[Start Data]

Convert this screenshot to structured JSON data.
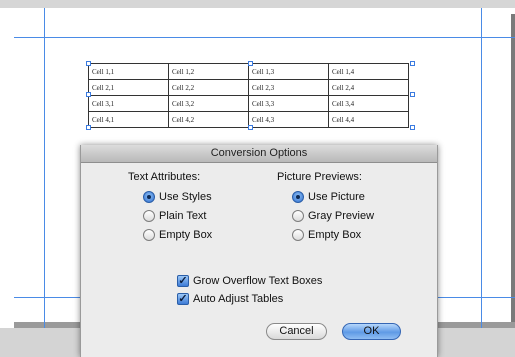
{
  "table": {
    "rows": [
      [
        "Cell 1,1",
        "Cell 1,2",
        "Cell 1,3",
        "Cell 1,4"
      ],
      [
        "Cell 2,1",
        "Cell 2,2",
        "Cell 2,3",
        "Cell 2,4"
      ],
      [
        "Cell 3,1",
        "Cell 3,2",
        "Cell 3,3",
        "Cell 3,4"
      ],
      [
        "Cell 4,1",
        "Cell 4,2",
        "Cell 4,3",
        "Cell 4,4"
      ]
    ]
  },
  "dialog": {
    "title": "Conversion Options",
    "text_attributes": {
      "label": "Text Attributes:",
      "options": [
        "Use Styles",
        "Plain Text",
        "Empty Box"
      ],
      "selected": "Use Styles"
    },
    "picture_previews": {
      "label": "Picture Previews:",
      "options": [
        "Use Picture",
        "Gray Preview",
        "Empty Box"
      ],
      "selected": "Use Picture"
    },
    "checkboxes": [
      {
        "label": "Grow Overflow Text Boxes",
        "checked": true
      },
      {
        "label": "Auto Adjust Tables",
        "checked": true
      }
    ],
    "cancel_label": "Cancel",
    "ok_label": "OK"
  },
  "colors": {
    "guide": "#4a8be6",
    "default_button": "#5f9ae6"
  }
}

[End Data]

* [Problem details]: Repeat the full listing above exactly, with no pictures in the copy.

* [Solved problem]:
Convert this screenshot to structured JSON data.
{
  "table": {
    "rows": [
      [
        "Cell 1,1",
        "Cell 1,2",
        "Cell 1,3",
        "Cell 1,4"
      ],
      [
        "Cell 2,1",
        "Cell 2,2",
        "Cell 2,3",
        "Cell 2,4"
      ],
      [
        "Cell 3,1",
        "Cell 3,2",
        "Cell 3,3",
        "Cell 3,4"
      ],
      [
        "Cell 4,1",
        "Cell 4,2",
        "Cell 4,3",
        "Cell 4,4"
      ]
    ]
  },
  "dialog": {
    "title": "Conversion Options",
    "text_attributes": {
      "label": "Text Attributes:",
      "options": [
        "Use Styles",
        "Plain Text",
        "Empty Box"
      ],
      "selected": "Use Styles"
    },
    "picture_previews": {
      "label": "Picture Previews:",
      "options": [
        "Use Picture",
        "Gray Preview",
        "Empty Box"
      ],
      "selected": "Use Picture"
    },
    "checkboxes": [
      {
        "label": "Grow Overflow Text Boxes",
        "checked": true
      },
      {
        "label": "Auto Adjust Tables",
        "checked": true
      }
    ],
    "cancel_label": "Cancel",
    "ok_label": "OK"
  },
  "colors": {
    "guide": "#4a8be6",
    "default_button": "#5f9ae6"
  }
}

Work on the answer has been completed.